(Stored data)
***
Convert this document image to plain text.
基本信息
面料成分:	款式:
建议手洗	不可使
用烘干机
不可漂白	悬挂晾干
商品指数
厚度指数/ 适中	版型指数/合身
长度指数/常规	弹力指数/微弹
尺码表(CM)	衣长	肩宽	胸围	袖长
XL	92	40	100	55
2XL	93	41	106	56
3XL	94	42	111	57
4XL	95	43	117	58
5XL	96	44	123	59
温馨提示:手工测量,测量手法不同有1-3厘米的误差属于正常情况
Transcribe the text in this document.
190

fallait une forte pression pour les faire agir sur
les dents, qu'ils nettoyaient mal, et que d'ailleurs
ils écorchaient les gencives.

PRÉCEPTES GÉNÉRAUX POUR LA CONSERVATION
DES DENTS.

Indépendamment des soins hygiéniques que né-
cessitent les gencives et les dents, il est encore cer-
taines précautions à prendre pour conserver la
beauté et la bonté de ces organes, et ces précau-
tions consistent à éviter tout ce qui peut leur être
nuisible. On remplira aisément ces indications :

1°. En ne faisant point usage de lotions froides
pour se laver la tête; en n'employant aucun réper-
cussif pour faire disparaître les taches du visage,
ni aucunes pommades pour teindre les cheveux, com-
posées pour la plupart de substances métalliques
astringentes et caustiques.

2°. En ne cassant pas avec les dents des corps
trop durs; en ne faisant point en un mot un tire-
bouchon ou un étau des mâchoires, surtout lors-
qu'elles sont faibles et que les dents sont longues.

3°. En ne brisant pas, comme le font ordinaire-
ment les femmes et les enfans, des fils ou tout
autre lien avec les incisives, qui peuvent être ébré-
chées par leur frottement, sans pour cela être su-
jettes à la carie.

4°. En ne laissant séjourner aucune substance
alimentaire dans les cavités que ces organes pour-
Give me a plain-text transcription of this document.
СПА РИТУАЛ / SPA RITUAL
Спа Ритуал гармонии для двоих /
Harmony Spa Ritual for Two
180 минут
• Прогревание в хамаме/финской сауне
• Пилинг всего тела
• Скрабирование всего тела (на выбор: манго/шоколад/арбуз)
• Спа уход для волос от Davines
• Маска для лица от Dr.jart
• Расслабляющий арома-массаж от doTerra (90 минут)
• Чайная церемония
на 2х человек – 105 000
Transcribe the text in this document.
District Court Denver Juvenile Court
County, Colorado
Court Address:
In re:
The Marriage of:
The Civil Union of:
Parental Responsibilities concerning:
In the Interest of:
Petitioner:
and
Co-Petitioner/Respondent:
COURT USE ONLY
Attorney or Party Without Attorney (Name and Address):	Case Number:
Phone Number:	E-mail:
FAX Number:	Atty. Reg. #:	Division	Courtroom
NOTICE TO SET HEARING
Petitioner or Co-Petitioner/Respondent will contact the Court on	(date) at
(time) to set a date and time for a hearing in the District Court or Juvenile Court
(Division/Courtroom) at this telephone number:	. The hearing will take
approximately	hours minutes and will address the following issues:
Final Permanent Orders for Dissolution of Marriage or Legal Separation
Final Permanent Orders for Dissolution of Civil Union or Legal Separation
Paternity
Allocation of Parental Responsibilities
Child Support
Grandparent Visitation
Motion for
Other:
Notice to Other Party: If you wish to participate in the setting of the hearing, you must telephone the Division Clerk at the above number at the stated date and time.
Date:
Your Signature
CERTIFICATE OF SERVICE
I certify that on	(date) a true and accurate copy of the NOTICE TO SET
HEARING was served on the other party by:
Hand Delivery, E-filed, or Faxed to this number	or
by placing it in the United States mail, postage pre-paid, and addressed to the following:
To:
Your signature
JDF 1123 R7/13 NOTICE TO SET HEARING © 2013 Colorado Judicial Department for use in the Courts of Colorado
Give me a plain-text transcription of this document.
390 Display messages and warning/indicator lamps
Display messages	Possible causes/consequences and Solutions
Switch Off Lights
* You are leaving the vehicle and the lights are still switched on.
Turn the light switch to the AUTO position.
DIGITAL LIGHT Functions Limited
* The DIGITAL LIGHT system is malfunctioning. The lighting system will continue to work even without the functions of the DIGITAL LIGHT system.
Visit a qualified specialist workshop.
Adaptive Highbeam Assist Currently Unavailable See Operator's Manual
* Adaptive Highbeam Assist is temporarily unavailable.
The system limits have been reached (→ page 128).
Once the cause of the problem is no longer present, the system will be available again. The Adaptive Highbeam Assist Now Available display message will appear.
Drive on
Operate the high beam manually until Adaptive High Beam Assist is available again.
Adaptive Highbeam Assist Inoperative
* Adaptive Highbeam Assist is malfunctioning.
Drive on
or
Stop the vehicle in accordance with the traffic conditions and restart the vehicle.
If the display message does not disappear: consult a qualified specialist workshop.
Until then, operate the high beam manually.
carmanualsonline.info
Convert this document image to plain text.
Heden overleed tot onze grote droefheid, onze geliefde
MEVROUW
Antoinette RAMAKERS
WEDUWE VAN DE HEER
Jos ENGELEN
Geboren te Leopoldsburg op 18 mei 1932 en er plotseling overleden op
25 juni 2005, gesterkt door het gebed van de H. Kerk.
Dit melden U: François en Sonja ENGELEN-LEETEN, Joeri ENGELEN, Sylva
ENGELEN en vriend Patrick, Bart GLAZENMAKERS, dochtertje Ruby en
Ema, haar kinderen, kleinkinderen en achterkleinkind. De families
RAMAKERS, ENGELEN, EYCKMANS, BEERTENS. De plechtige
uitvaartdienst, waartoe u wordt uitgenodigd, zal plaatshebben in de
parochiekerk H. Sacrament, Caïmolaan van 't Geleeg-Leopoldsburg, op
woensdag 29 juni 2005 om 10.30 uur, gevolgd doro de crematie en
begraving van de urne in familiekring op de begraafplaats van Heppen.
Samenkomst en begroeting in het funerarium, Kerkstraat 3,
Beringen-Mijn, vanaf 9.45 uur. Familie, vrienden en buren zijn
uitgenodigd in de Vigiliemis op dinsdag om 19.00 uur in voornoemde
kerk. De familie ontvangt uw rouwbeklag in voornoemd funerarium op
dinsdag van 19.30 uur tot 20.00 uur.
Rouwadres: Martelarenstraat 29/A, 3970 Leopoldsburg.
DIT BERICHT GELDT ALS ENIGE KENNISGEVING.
***
GIVEN REQUEST: Each line holding the word "malfunctioning" counts once; report the total and nothing else.

IN RESPONSE: 2